(What this task involves) Look through the records that follow. Copy every line containing the word "JSON".
···
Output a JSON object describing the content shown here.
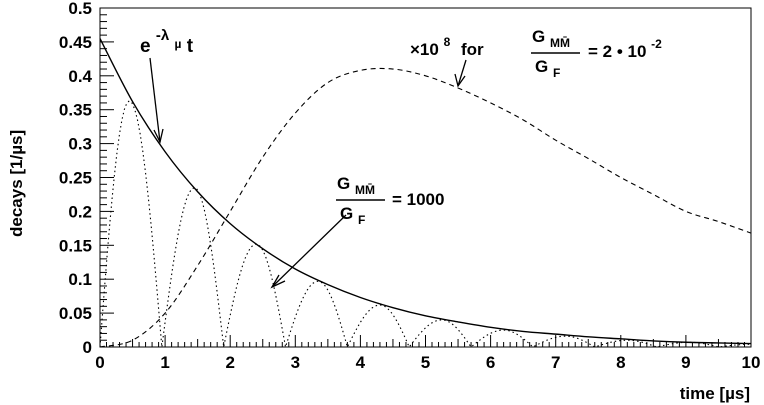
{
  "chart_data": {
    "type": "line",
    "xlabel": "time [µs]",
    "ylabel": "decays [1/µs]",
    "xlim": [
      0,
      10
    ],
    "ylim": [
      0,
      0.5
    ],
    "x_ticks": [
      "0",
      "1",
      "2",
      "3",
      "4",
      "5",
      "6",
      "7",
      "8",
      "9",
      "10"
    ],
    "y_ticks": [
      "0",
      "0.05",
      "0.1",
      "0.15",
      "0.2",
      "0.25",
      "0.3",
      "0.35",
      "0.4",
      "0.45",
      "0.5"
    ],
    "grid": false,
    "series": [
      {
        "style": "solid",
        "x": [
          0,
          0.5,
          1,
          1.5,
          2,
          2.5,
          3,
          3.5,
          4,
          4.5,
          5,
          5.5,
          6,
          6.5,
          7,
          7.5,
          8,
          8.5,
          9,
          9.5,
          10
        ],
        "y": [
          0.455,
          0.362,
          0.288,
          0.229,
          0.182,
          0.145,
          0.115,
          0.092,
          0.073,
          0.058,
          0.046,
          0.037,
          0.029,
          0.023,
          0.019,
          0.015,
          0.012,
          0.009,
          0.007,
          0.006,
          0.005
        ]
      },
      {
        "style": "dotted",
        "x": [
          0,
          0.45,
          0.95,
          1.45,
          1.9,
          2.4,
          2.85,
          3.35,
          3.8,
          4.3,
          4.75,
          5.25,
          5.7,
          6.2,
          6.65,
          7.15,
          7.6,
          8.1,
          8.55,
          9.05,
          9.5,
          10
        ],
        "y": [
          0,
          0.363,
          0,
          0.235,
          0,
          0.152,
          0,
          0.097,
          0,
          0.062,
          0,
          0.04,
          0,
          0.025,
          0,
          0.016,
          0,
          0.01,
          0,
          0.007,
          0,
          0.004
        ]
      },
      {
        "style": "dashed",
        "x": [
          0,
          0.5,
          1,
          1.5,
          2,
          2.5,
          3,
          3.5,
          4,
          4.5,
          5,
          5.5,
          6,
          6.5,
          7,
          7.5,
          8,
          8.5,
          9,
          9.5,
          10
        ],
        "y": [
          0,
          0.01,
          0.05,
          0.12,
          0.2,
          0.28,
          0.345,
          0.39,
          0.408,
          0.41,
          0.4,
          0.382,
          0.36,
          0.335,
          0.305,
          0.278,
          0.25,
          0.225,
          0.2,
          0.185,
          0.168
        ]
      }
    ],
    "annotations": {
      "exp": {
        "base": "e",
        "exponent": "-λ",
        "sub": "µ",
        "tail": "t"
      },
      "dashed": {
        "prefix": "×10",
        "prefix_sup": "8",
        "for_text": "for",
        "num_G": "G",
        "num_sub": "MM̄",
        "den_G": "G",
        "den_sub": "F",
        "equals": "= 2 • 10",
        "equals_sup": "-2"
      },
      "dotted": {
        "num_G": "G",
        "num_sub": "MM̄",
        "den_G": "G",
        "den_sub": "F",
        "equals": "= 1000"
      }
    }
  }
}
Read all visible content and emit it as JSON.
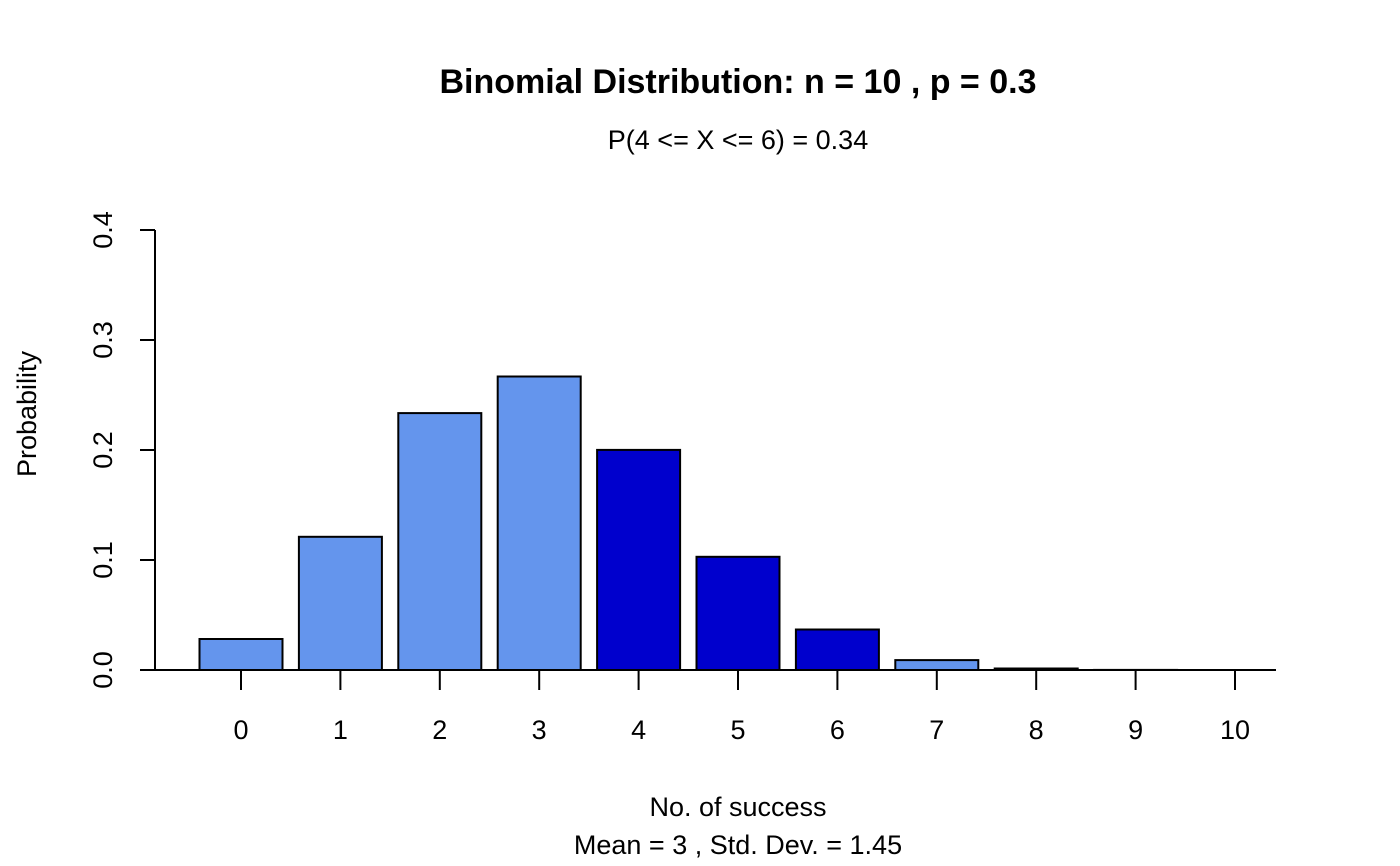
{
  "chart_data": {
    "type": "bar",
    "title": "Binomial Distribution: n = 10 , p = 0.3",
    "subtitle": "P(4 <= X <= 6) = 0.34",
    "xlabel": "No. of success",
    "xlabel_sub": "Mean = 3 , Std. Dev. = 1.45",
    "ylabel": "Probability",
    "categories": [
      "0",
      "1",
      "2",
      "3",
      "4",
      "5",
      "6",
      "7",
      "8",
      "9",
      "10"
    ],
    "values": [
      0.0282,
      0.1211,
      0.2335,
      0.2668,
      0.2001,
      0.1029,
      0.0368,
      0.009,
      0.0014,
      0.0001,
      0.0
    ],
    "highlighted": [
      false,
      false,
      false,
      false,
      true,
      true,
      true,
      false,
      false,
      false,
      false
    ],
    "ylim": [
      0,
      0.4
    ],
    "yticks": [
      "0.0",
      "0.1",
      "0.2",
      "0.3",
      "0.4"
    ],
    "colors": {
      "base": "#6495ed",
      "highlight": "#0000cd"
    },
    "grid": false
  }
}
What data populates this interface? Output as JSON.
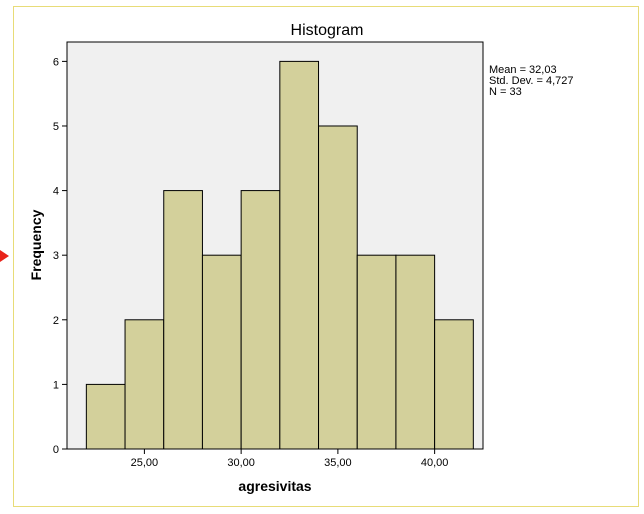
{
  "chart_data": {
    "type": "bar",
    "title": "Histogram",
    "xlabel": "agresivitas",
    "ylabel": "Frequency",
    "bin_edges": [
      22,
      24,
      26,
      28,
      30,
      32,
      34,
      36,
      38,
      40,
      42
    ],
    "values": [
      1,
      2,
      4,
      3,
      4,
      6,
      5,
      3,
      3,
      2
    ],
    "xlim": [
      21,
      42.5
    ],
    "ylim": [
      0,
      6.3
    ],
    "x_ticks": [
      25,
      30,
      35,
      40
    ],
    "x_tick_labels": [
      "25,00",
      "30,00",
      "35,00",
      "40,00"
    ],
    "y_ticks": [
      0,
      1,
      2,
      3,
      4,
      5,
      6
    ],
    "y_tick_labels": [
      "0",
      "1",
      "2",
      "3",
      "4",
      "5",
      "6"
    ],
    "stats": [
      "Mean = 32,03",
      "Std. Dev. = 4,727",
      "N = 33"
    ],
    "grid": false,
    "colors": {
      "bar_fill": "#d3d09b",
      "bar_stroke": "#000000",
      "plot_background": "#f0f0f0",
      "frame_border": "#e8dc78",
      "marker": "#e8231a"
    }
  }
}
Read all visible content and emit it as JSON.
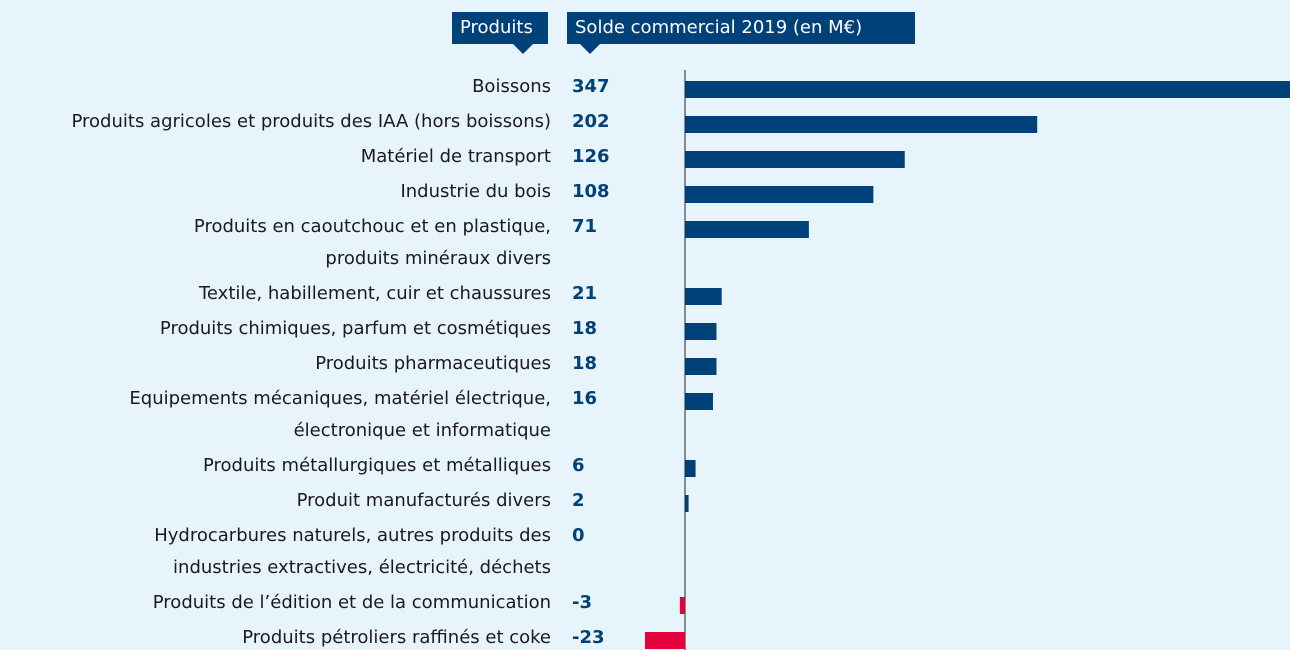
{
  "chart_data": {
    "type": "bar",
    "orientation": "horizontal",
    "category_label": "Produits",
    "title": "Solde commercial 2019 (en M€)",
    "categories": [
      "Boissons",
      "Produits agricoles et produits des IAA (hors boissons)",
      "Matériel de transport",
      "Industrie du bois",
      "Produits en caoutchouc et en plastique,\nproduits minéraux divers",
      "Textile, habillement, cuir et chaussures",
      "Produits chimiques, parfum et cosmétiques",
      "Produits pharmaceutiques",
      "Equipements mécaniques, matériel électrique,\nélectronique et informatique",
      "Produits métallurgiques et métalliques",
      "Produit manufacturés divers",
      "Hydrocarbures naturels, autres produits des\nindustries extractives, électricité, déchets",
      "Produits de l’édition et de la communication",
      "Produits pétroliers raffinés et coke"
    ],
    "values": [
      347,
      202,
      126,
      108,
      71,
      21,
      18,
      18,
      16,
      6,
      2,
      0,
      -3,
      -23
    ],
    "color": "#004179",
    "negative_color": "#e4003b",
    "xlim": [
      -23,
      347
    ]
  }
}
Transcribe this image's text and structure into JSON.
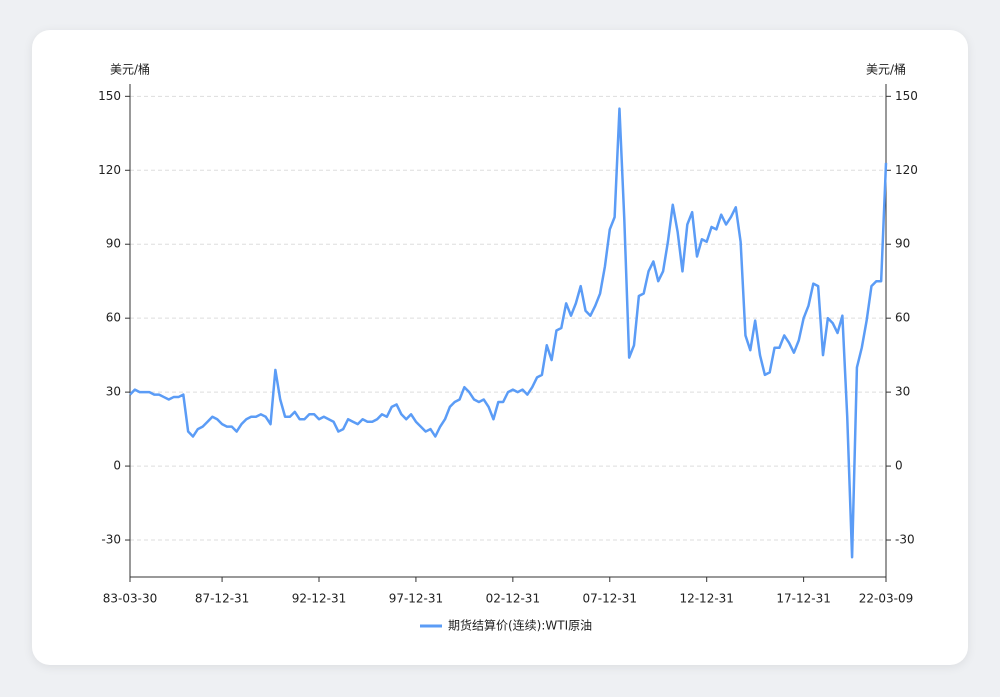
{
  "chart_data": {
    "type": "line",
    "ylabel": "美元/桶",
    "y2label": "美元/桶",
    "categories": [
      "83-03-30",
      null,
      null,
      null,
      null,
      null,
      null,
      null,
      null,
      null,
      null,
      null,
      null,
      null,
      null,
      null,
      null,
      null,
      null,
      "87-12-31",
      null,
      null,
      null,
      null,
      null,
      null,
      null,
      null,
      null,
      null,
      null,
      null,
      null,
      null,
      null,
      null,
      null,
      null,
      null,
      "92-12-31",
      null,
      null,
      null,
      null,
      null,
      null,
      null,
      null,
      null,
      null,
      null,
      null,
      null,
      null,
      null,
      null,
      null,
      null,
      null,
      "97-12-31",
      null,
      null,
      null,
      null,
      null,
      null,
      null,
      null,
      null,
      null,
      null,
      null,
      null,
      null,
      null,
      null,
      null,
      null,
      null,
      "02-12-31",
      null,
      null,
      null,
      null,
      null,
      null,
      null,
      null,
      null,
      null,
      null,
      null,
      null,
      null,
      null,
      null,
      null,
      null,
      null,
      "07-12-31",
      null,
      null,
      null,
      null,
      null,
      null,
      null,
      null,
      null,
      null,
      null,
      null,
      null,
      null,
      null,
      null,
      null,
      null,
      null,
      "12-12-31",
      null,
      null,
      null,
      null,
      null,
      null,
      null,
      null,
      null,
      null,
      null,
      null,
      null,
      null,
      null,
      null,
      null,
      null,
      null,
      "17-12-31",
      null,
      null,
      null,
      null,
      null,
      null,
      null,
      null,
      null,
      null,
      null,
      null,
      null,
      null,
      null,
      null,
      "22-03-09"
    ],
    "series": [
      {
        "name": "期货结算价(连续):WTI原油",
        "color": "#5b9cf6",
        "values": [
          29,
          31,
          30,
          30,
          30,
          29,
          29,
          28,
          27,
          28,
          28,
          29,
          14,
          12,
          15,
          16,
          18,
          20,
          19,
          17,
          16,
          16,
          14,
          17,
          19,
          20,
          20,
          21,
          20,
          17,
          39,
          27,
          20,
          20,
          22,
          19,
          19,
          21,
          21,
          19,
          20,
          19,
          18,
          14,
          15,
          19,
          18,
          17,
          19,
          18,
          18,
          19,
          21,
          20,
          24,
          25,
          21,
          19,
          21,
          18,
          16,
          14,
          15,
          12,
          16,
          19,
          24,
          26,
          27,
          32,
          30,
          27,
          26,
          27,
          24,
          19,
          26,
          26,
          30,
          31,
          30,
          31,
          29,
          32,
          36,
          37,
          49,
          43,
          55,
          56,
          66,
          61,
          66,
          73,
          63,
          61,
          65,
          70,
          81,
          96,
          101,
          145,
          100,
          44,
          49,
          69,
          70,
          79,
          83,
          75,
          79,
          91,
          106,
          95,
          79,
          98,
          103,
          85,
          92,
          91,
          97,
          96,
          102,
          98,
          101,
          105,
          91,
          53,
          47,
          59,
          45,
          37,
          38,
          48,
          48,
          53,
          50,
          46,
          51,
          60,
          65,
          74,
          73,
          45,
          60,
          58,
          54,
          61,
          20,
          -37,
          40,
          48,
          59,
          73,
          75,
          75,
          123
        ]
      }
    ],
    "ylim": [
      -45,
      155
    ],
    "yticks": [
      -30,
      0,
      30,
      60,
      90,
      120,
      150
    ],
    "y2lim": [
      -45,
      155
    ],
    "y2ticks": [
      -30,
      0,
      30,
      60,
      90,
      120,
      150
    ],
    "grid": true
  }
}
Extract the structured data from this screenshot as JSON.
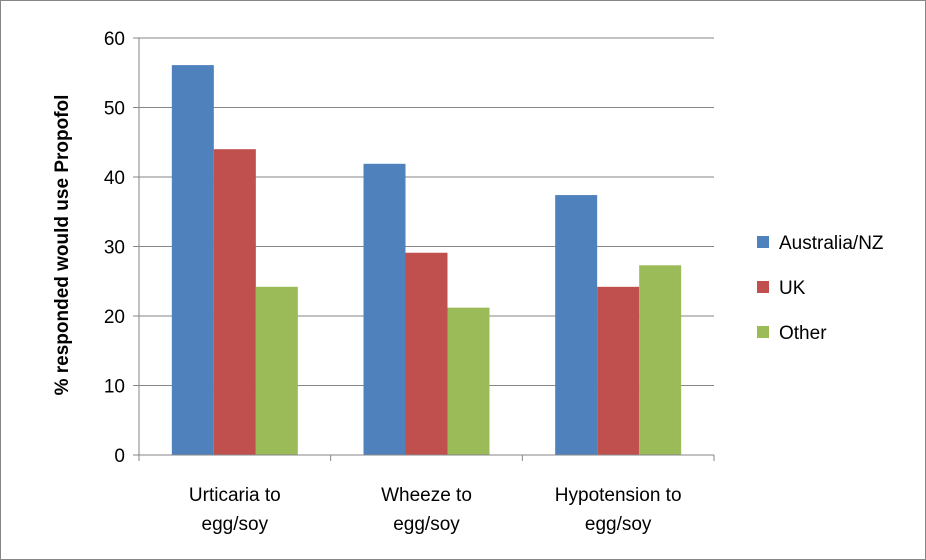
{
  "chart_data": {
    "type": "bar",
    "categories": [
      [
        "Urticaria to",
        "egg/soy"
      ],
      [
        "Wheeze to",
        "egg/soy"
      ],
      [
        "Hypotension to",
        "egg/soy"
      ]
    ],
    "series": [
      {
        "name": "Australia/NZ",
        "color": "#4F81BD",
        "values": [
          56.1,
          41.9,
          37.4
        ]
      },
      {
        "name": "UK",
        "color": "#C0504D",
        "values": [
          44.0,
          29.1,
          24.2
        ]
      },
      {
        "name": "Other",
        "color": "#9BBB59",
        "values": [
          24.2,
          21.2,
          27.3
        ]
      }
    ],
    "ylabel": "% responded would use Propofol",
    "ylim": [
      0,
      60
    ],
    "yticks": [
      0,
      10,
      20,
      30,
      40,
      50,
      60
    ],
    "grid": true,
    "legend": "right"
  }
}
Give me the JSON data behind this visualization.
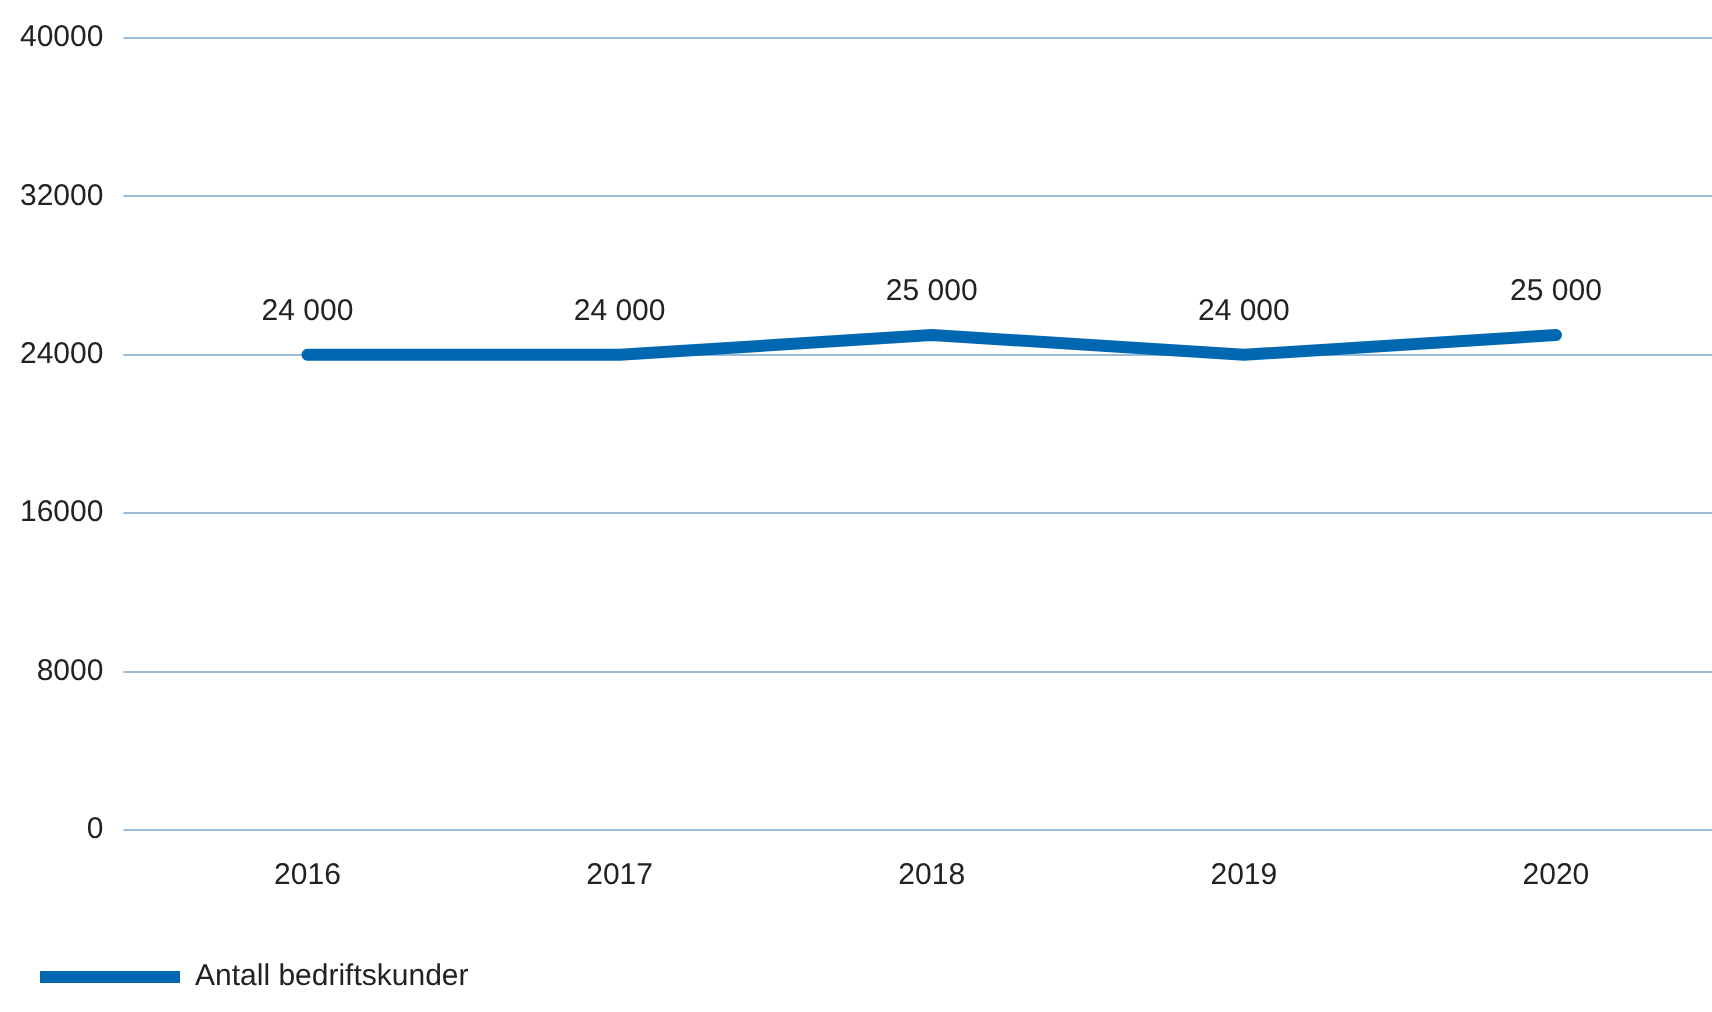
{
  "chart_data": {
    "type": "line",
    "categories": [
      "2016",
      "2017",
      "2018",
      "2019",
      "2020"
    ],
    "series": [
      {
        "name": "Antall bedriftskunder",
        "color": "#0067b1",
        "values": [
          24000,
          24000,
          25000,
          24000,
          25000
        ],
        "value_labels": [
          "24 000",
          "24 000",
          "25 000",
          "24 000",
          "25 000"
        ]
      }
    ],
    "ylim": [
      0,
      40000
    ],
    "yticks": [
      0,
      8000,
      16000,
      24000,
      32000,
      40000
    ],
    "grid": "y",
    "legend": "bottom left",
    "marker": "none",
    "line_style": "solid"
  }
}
···
(Exercise response)
Output a JSON object describing the content shown here.
Read all visible content and emit it as JSON.
What data populates this interface? Output as JSON.
Read all visible content and emit it as JSON.
Transcribe this image's text and structure into JSON.
Extract the structured data from this screenshot as JSON.
Give me the JSON data behind this visualization.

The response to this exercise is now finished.